- _Description of the task_: Copy out every line of the records below, starting with the line containing "y-tick-label: 300 (47, 353, 68, 366)" and running down through the line containing "y2-tick-label: 10,0 (845, 285, 865, 295)", with both of those lines included.

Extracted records
··········
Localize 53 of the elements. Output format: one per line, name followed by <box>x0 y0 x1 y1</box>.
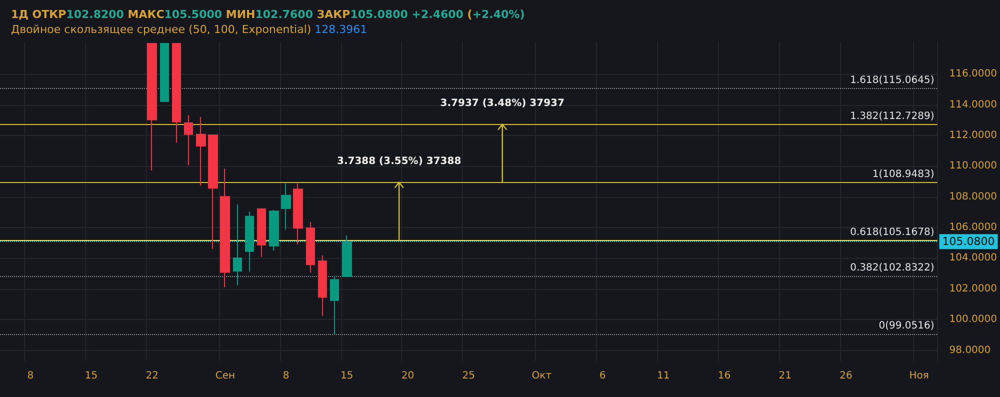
x-tick-label: 11 <box>657 370 670 382</box>
ref-line-label: 1.382(112.7289) <box>850 110 934 122</box>
candlestick <box>208 134 218 250</box>
ref-line-label: 0.618(105.1678) <box>850 226 934 238</box>
candlestick <box>306 221 315 274</box>
x-tick-label: 26 <box>840 370 852 382</box>
y-tick-label: 106.0000 <box>949 222 998 234</box>
x-tick-label: Ноя <box>909 370 929 382</box>
ref-line-label: 1(108.9483) <box>872 168 934 180</box>
x-tick-label: 6 <box>599 370 606 382</box>
ref-line-label: 0.382(102.8322) <box>850 262 934 274</box>
candlestick <box>318 254 327 316</box>
x-tick-label: Окт <box>532 370 552 382</box>
candlestick <box>293 183 303 245</box>
x-tick-label: 21 <box>778 370 792 382</box>
y-tick-label: 114.0000 <box>949 99 998 110</box>
x-tick-label: 15 <box>340 370 354 382</box>
candlestick <box>245 210 254 272</box>
x-tick-label: 8 <box>27 370 34 382</box>
candlestick <box>172 43 181 144</box>
ref-line-label: 0(99.0516) <box>878 320 934 332</box>
y-tick-label: 102.0000 <box>949 283 998 294</box>
annotation: 3.7937 (3.48%) 37937 <box>440 98 564 109</box>
candlestick <box>184 114 193 166</box>
ref-line-label: 105.0800 <box>942 235 995 248</box>
x-tick-label: 25 <box>462 370 476 382</box>
x-tick-label: 20 <box>401 370 414 382</box>
annotation: 3.7388 (3.55%) 37388 <box>336 156 462 167</box>
candlestick <box>196 116 206 186</box>
x-tick-label: 22 <box>146 370 159 382</box>
candlestick <box>160 43 169 102</box>
y-tick-label: 100.0000 <box>949 314 998 326</box>
y-tick-label: 116.0000 <box>949 68 998 80</box>
x-tick-label: 15 <box>84 370 98 382</box>
candlestick <box>269 209 279 252</box>
candlestick <box>147 43 157 172</box>
y-tick-label: 110.0000 <box>949 160 998 172</box>
chart-subtitle: Двойное скользящее среднее (50, 100, Exponential) 128.3961 <box>11 23 368 36</box>
candlestick <box>257 208 266 258</box>
candlestick <box>330 275 339 335</box>
candlestick <box>281 183 291 230</box>
x-tick-label: 8 <box>282 370 290 382</box>
y-tick-label: 98.0000 <box>949 344 991 356</box>
y-tick-label: 108.0000 <box>949 191 998 202</box>
ref-line-label: 1.618(115.0645) <box>850 75 934 86</box>
y-tick-label: 112.0000 <box>949 130 998 142</box>
candlestick <box>233 204 242 286</box>
x-tick-label: Сен <box>215 370 236 382</box>
x-tick-label: 16 <box>718 370 731 382</box>
candlestick <box>220 168 230 288</box>
candlestick <box>342 234 352 278</box>
y-tick-label: 104.0000 <box>949 252 998 264</box>
chart-title: 1Д ОТКР102.8200 МАКС105.5000 МИН102.7600 ЗАКР105.0800 +2.4600 (+2.40%) <box>11 8 525 21</box>
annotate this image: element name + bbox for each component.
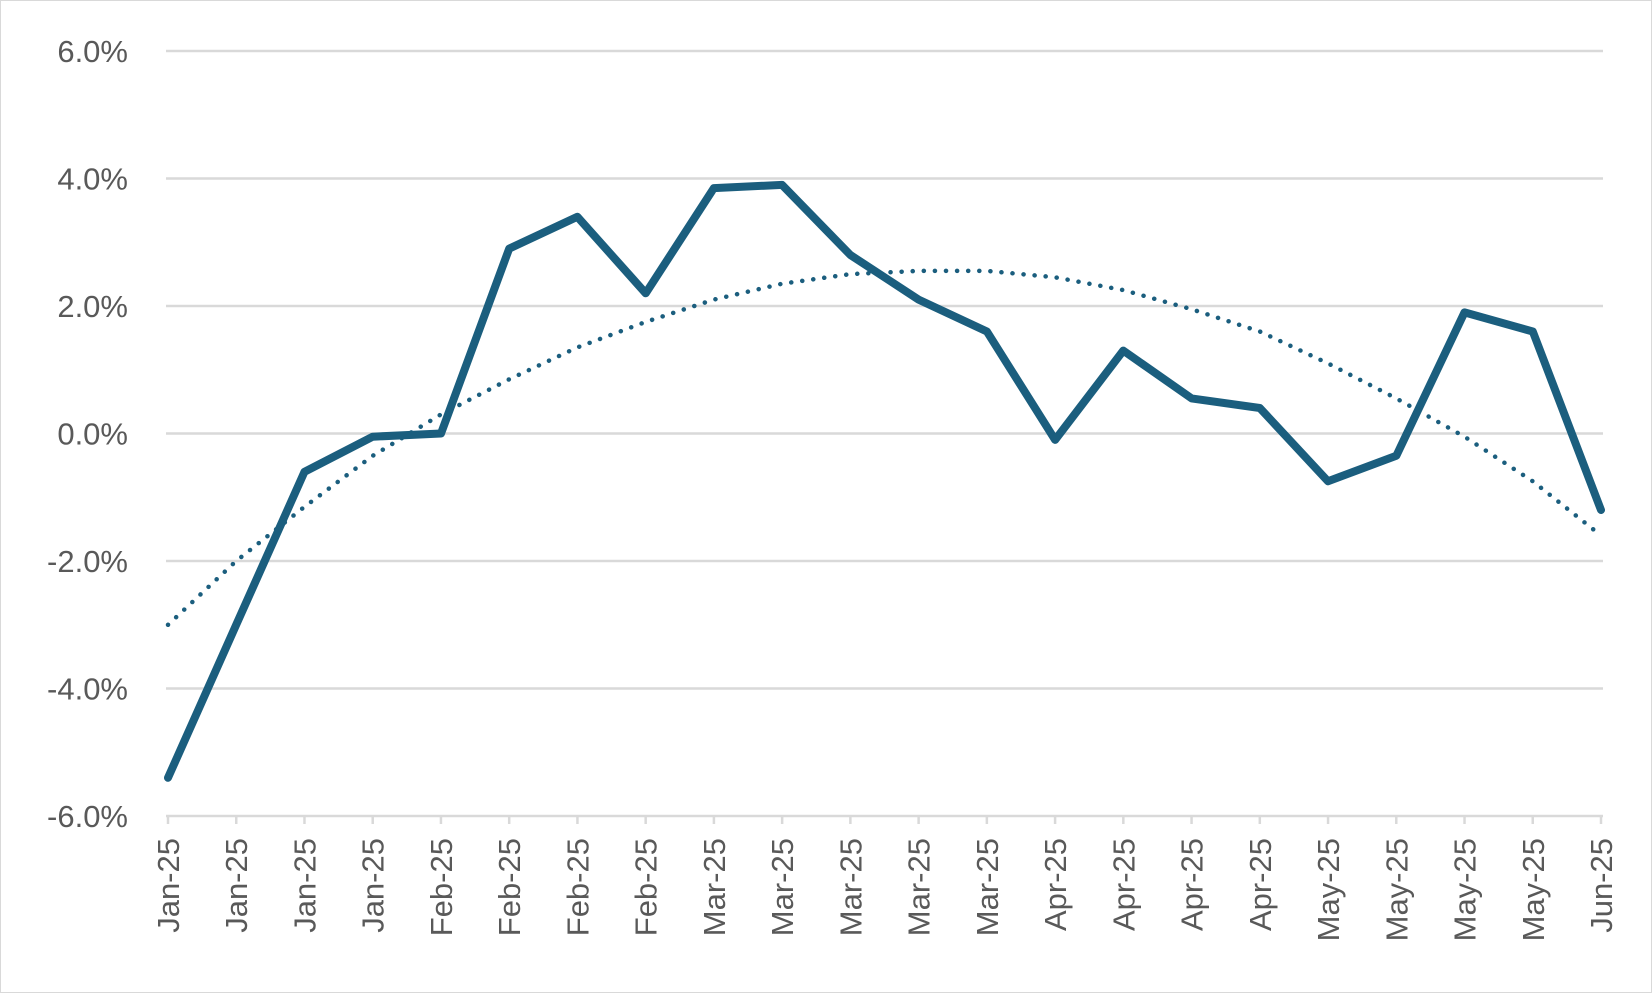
x-tick-label: Mar-25: [833, 838, 868, 936]
x-tick-label: Feb-25: [424, 838, 459, 936]
y-tick-label: -2.0%: [47, 544, 128, 579]
y-tick-label: 2.0%: [57, 289, 128, 324]
x-tick-label: Feb-25: [492, 838, 527, 936]
y-tick-label: 6.0%: [57, 34, 128, 69]
x-tick-label: May-25: [1379, 838, 1414, 941]
x-tick-label: Mar-25: [902, 838, 937, 936]
y-tick-label: 0.0%: [57, 417, 128, 452]
x-tick-label: May-25: [1516, 838, 1551, 941]
trendline: [168, 271, 1601, 625]
x-tick-label: Feb-25: [629, 838, 664, 936]
x-axis-tick-labels: Jan-25 Jan-25 Jan-25 Jan-25 Feb-25 Feb-25 Feb-…: [151, 838, 1619, 941]
x-tick-label: Apr-25: [1175, 838, 1210, 931]
x-tick-label: Feb-25: [560, 838, 595, 936]
x-tick-label: Mar-25: [765, 838, 800, 936]
x-tick-label: May-25: [1448, 838, 1483, 941]
x-tick-label: Apr-25: [1038, 838, 1073, 931]
y-tick-label: -6.0%: [47, 799, 128, 834]
x-tick-label: May-25: [1311, 838, 1346, 941]
x-tick-label: Apr-25: [1243, 838, 1278, 931]
x-tick-label: Jan-25: [219, 838, 254, 933]
x-tick-label: Jun-25: [1584, 838, 1619, 933]
x-tick-label: Mar-25: [697, 838, 732, 936]
y-tick-label: -4.0%: [47, 672, 128, 707]
x-tick-label: Apr-25: [1106, 838, 1141, 931]
y-axis-tick-labels: 6.0% 4.0% 2.0% 0.0% -2.0% -4.0% -6.0%: [47, 34, 128, 834]
x-tick-label: Mar-25: [970, 838, 1005, 936]
x-tick-label: Jan-25: [287, 838, 322, 933]
x-tick-label: Jan-25: [151, 838, 186, 933]
y-tick-label: 4.0%: [57, 162, 128, 197]
x-tick-label: Jan-25: [356, 838, 391, 933]
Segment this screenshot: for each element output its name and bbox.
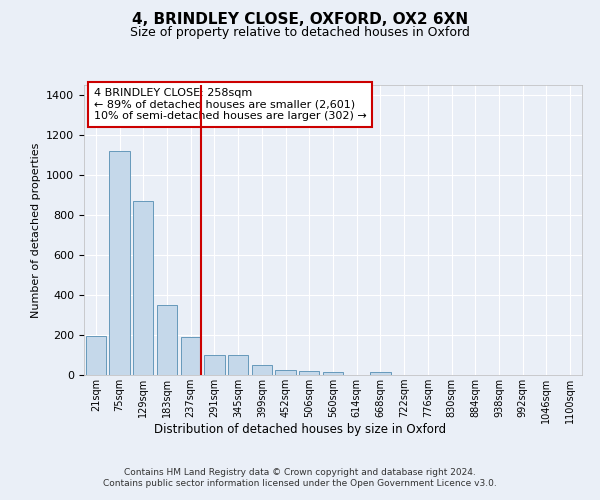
Bar [157,305,177,375]
Text: 4, BRINDLEY CLOSE, OXFORD, OX2 6XN: 4, BRINDLEY CLOSE, OXFORD, OX2 6XN [132,12,468,28]
Text: 4 BRINDLEY CLOSE: 258sqm
← 89% of detached houses are smaller (2,601)
10% of sem: 4 BRINDLEY CLOSE: 258sqm ← 89% of detach… [94,88,367,121]
Bar [370,372,391,375]
Bar [86,336,106,375]
Bar [205,355,224,375]
Bar [133,201,154,375]
Bar [252,365,272,375]
Text: Size of property relative to detached houses in Oxford: Size of property relative to detached ho… [130,26,470,39]
Bar [181,337,201,375]
Text: Contains HM Land Registry data © Crown copyright and database right 2024.
Contai: Contains HM Land Registry data © Crown c… [103,468,497,487]
Bar [323,372,343,375]
Y-axis label: Number of detached properties: Number of detached properties [31,142,41,318]
Bar [275,370,296,375]
Bar [299,372,319,375]
Bar [109,151,130,375]
Text: Distribution of detached houses by size in Oxford: Distribution of detached houses by size … [154,422,446,436]
Bar [228,355,248,375]
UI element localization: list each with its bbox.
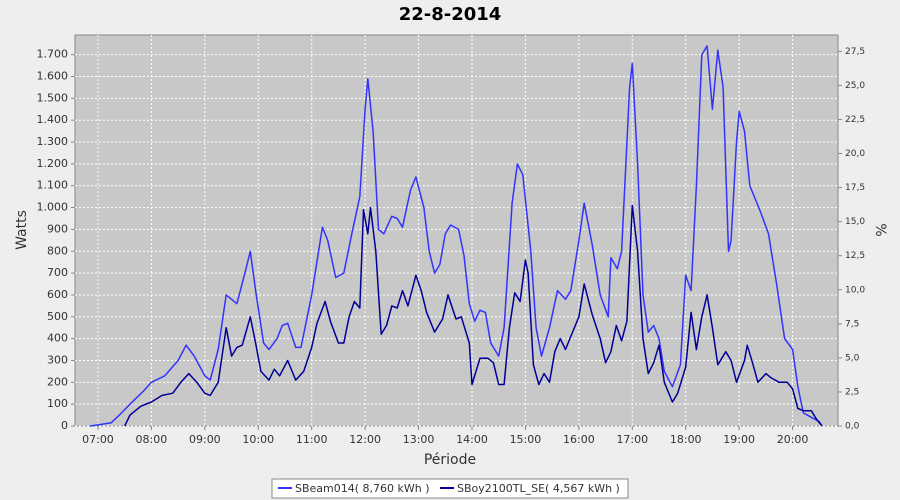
y-tick-label: 300 (47, 353, 68, 366)
y-tick-label: 1.100 (37, 179, 69, 192)
y2-tick-label: 15,0 (845, 217, 865, 227)
y-tick-label: 1.700 (37, 48, 69, 61)
legend-label: SBeam014( 8,760 kWh ) (295, 482, 430, 495)
y2-tick-label: 25,0 (845, 81, 865, 91)
y-tick-label: 200 (47, 375, 68, 388)
y2-tick-label: 5,0 (845, 353, 860, 363)
y-axis-label: Watts (14, 210, 30, 250)
y2-tick-label: 2,5 (845, 387, 859, 397)
y2-tick-label: 12,5 (845, 251, 865, 261)
chart-title: 22-8-2014 (399, 4, 502, 25)
y2-tick-label: 20,0 (845, 149, 865, 159)
y2-tick-label: 10,0 (845, 285, 865, 295)
y-tick-label: 800 (47, 244, 68, 257)
y-tick-label: 100 (47, 397, 68, 410)
y-tick-label: 1.500 (37, 91, 69, 104)
y2-tick-label: 22,5 (845, 115, 865, 125)
x-tick-label: 19:00 (723, 433, 755, 446)
x-tick-label: 18:00 (670, 433, 702, 446)
y-tick-label: 1.000 (37, 201, 69, 214)
y-tick-label: 500 (47, 310, 68, 323)
x-tick-label: 12:00 (349, 433, 381, 446)
y-tick-label: 1.600 (37, 70, 69, 83)
x-tick-label: 17:00 (616, 433, 648, 446)
x-tick-label: 09:00 (189, 433, 221, 446)
y2-tick-label: 7,5 (845, 319, 859, 329)
y2-axis-label: % (872, 223, 888, 236)
x-tick-label: 13:00 (403, 433, 435, 446)
x-tick-label: 11:00 (296, 433, 328, 446)
y-tick-label: 0 (61, 419, 68, 432)
x-tick-label: 14:00 (456, 433, 488, 446)
y2-tick-label: 27,5 (845, 47, 865, 57)
y-tick-label: 900 (47, 222, 68, 235)
x-tick-label: 08:00 (136, 433, 168, 446)
legend-label: SBoy2100TL_SE( 4,567 kWh ) (457, 482, 620, 495)
x-tick-label: 20:00 (777, 433, 809, 446)
x-tick-label: 15:00 (510, 433, 542, 446)
y-tick-label: 400 (47, 332, 68, 345)
x-tick-label: 16:00 (563, 433, 595, 446)
y2-tick-label: 17,5 (845, 183, 865, 193)
y-tick-label: 700 (47, 266, 68, 279)
y-tick-label: 600 (47, 288, 68, 301)
series-line (89, 45, 823, 427)
y-tick-label: 1.400 (37, 113, 69, 126)
x-axis-label: Période (424, 452, 476, 468)
y2-tick-label: 0,0 (845, 422, 860, 432)
x-tick-label: 07:00 (82, 433, 114, 446)
y-tick-label: 1.300 (37, 135, 69, 148)
x-tick-label: 10:00 (242, 433, 274, 446)
series-line (124, 204, 823, 427)
y-tick-label: 1.200 (37, 157, 69, 170)
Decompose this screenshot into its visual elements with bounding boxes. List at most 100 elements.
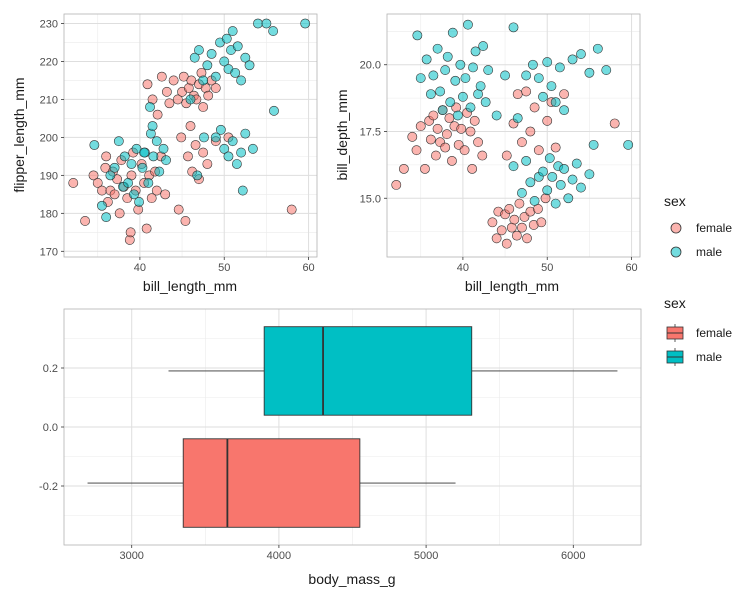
point-male bbox=[525, 177, 536, 188]
y-tick-label: 180 bbox=[40, 208, 58, 220]
point-female bbox=[391, 180, 402, 190]
y-tick-label: 230 bbox=[40, 18, 58, 30]
point-male bbox=[588, 139, 599, 150]
point-female bbox=[398, 163, 409, 174]
point-male bbox=[198, 75, 209, 86]
point-female bbox=[156, 71, 167, 82]
point-male bbox=[126, 159, 137, 169]
point-female bbox=[203, 90, 214, 101]
point-female bbox=[168, 75, 179, 86]
legend-sex-boxes: sex female male bbox=[664, 295, 732, 366]
point-male bbox=[437, 105, 448, 116]
point-female bbox=[415, 121, 426, 132]
panel-border bbox=[386, 13, 641, 258]
legend-label-male: male bbox=[696, 350, 722, 364]
point-male bbox=[542, 57, 553, 67]
y-tick-label: 20.0 bbox=[360, 60, 381, 72]
point-male bbox=[237, 185, 248, 196]
point-male bbox=[508, 22, 519, 33]
legend-key-male bbox=[670, 246, 682, 258]
point-male bbox=[508, 161, 519, 172]
point-male bbox=[592, 43, 603, 54]
point-female bbox=[514, 198, 525, 209]
point-male bbox=[542, 185, 553, 196]
gridlines bbox=[387, 14, 640, 257]
point-male bbox=[154, 166, 165, 177]
point-male bbox=[450, 75, 461, 86]
point-male bbox=[300, 18, 311, 29]
point-male bbox=[521, 70, 532, 81]
point-female bbox=[185, 121, 196, 131]
point-female bbox=[517, 137, 527, 148]
point-male bbox=[206, 48, 217, 59]
point-female bbox=[180, 216, 191, 226]
point-male bbox=[89, 140, 100, 150]
point-female bbox=[202, 159, 213, 169]
point-female bbox=[161, 86, 172, 97]
x-tick-label: 40 bbox=[134, 262, 146, 274]
point-female bbox=[540, 193, 551, 204]
point-male bbox=[546, 81, 557, 91]
y-tick-label: 200 bbox=[40, 132, 58, 144]
point-female bbox=[92, 178, 103, 188]
x-tick-label: 50 bbox=[218, 262, 230, 274]
boxes bbox=[87, 326, 618, 528]
point-male bbox=[576, 182, 586, 193]
box-male bbox=[263, 326, 473, 416]
point-male bbox=[533, 73, 544, 83]
point-male bbox=[442, 51, 453, 62]
point-male bbox=[432, 43, 443, 54]
point-male bbox=[478, 41, 489, 51]
point-male bbox=[460, 73, 471, 83]
x-tick-label: 60 bbox=[625, 262, 637, 274]
y-axis-title: bill_depth_mm bbox=[334, 89, 350, 180]
point-male bbox=[268, 26, 279, 36]
point-male bbox=[123, 178, 133, 188]
point-male bbox=[215, 124, 226, 135]
data-points bbox=[391, 19, 634, 249]
point-male bbox=[567, 54, 578, 65]
point-female bbox=[420, 163, 430, 174]
point-female bbox=[542, 115, 553, 126]
point-female bbox=[411, 145, 422, 156]
point-male bbox=[232, 41, 243, 52]
x-tick-label: 4000 bbox=[267, 550, 291, 562]
point-female bbox=[501, 238, 512, 249]
point-male bbox=[227, 26, 238, 36]
point-female bbox=[517, 222, 527, 233]
point-male bbox=[219, 143, 230, 154]
point-male bbox=[185, 94, 196, 105]
x-tick-label: 3000 bbox=[119, 550, 143, 562]
point-female bbox=[210, 83, 221, 93]
point-male bbox=[555, 180, 566, 190]
point-male bbox=[470, 46, 481, 57]
point-female bbox=[609, 118, 620, 129]
legend-label-female: female bbox=[696, 221, 732, 235]
point-male bbox=[435, 86, 446, 97]
y-tick-label: 0.0 bbox=[43, 422, 58, 434]
point-male bbox=[151, 136, 162, 147]
point-male bbox=[101, 212, 112, 223]
point-male bbox=[554, 62, 565, 73]
point-female bbox=[431, 150, 441, 161]
point-female bbox=[198, 102, 209, 112]
point-female bbox=[529, 102, 540, 113]
x-axis-title: body_mass_g bbox=[308, 571, 395, 587]
point-male bbox=[455, 59, 466, 70]
point-male bbox=[253, 18, 263, 29]
point-female bbox=[109, 189, 120, 200]
x-tick-label: 50 bbox=[541, 262, 553, 274]
point-male bbox=[412, 30, 423, 41]
point-male bbox=[550, 97, 561, 108]
point-female bbox=[477, 150, 488, 161]
point-female bbox=[173, 204, 184, 215]
point-male bbox=[550, 198, 561, 209]
legend-key-male bbox=[666, 348, 684, 366]
legend-label-female: female bbox=[696, 326, 732, 340]
point-female bbox=[501, 150, 512, 161]
point-male bbox=[240, 128, 251, 139]
point-male bbox=[538, 166, 548, 177]
point-female bbox=[533, 145, 544, 156]
point-female bbox=[88, 170, 99, 181]
y-axis-title: flipper_length_mm bbox=[11, 77, 27, 192]
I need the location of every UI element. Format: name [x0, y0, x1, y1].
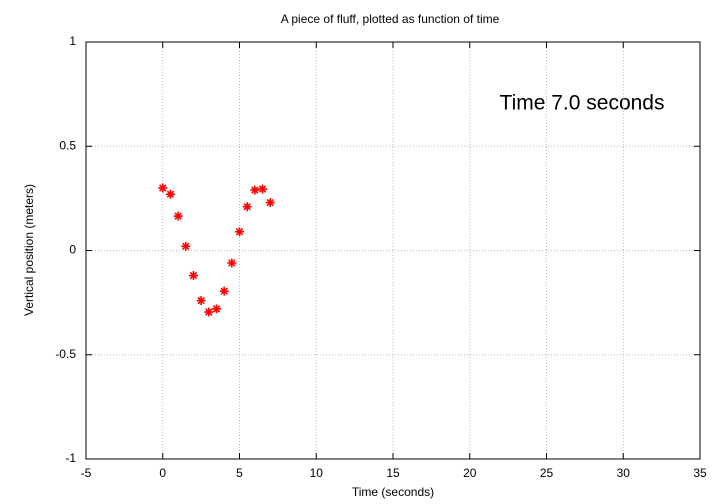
y-axis-label: Vertical position (meters) [22, 184, 36, 316]
point [165, 189, 175, 199]
point-stroke [258, 185, 267, 193]
point-stroke [235, 228, 244, 236]
point-stroke [174, 212, 182, 220]
x-tick-label: 35 [693, 466, 707, 480]
point [188, 271, 198, 281]
point-stroke [159, 184, 167, 192]
point [258, 184, 268, 194]
x-tick-label: -5 [81, 466, 92, 480]
point [181, 241, 191, 251]
point [204, 307, 214, 317]
y-tick-label: 0 [69, 243, 76, 257]
point [173, 211, 183, 221]
point-stroke [205, 308, 213, 316]
x-tick-label: 10 [310, 466, 324, 480]
y-tick-label: 1 [69, 34, 76, 48]
point [242, 202, 252, 212]
annotation: Time 7.0 seconds [500, 92, 665, 115]
point-stroke [220, 287, 228, 295]
x-tick-label: 0 [159, 466, 166, 480]
point-stroke [251, 186, 259, 194]
chart-title: A piece of fluff, plotted as function of… [281, 12, 500, 26]
point-stroke [228, 259, 236, 267]
x-tick-label: 30 [617, 466, 631, 480]
y-tick-label: -1 [65, 451, 76, 465]
point-stroke [243, 202, 251, 211]
x-tick-label: 20 [463, 466, 477, 480]
x-tick-label: 5 [236, 466, 243, 480]
point [211, 304, 221, 314]
point [250, 185, 260, 195]
plot-frame [85, 41, 701, 460]
point [196, 296, 206, 306]
point-stroke [212, 305, 221, 313]
point-stroke [166, 190, 175, 198]
x-axis-label: Time (seconds) [352, 485, 434, 499]
point [219, 286, 229, 296]
y-tick-label: 0.5 [59, 138, 76, 152]
point [235, 227, 244, 237]
x-tick-label: 15 [386, 466, 400, 480]
point [265, 198, 275, 208]
point [158, 183, 168, 193]
point-stroke [182, 242, 190, 251]
point-stroke [189, 271, 198, 280]
point-stroke [197, 296, 205, 305]
point [227, 258, 237, 268]
y-tick-label: -0.5 [55, 347, 76, 361]
x-tick-label: 25 [540, 466, 554, 480]
point-stroke [266, 198, 274, 207]
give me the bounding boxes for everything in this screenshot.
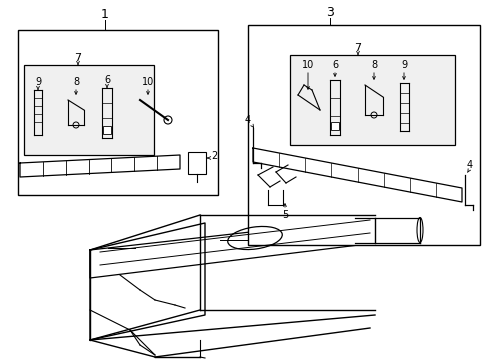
Text: 4: 4 (466, 160, 472, 170)
Bar (24, 65, 154, 155)
Text: 7: 7 (74, 53, 81, 63)
Text: 6: 6 (331, 60, 337, 70)
Polygon shape (90, 218, 374, 278)
Bar (187, 152, 205, 174)
Text: 3: 3 (325, 5, 333, 18)
Polygon shape (252, 148, 461, 202)
Text: 8: 8 (73, 77, 79, 87)
Text: 10: 10 (142, 77, 154, 87)
Text: 4: 4 (244, 115, 250, 125)
Text: 6: 6 (104, 75, 110, 85)
Bar (247, 25, 479, 245)
Bar (289, 55, 454, 145)
Bar (103, 126, 111, 134)
Text: 8: 8 (370, 60, 376, 70)
Bar (18, 30, 218, 195)
Text: 9: 9 (400, 60, 406, 70)
Text: 2: 2 (210, 151, 217, 161)
Polygon shape (90, 223, 204, 340)
Text: 1: 1 (101, 8, 109, 21)
Text: 7: 7 (354, 43, 361, 53)
Polygon shape (20, 155, 180, 177)
Text: 9: 9 (35, 77, 41, 87)
Text: 10: 10 (301, 60, 313, 70)
Text: 5: 5 (281, 210, 287, 220)
Bar (330, 122, 338, 130)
··········
- _Exercise answer_:
y-tick-label: 300 (47, 353, 68, 366)
y-tick-label: 1.100 (37, 179, 69, 192)
y2-tick-label: 15,0 (845, 217, 865, 227)
y-tick-label: 1.700 (37, 48, 69, 61)
legend-label: SBeam014( 8,760 kWh ) (295, 482, 430, 495)
y2-tick-label: 25,0 (845, 81, 865, 91)
y-tick-label: 200 (47, 375, 68, 388)
y2-tick-label: 5,0 (845, 353, 860, 363)
y-axis-label: Watts (14, 210, 30, 250)
y2-tick-label: 2,5 (845, 387, 859, 397)
y2-tick-label: 12,5 (845, 251, 865, 261)
chart-title: 22-8-2014 (399, 4, 502, 25)
y2-tick-label: 20,0 (845, 149, 865, 159)
y2-tick-label: 10,0 (845, 285, 865, 295)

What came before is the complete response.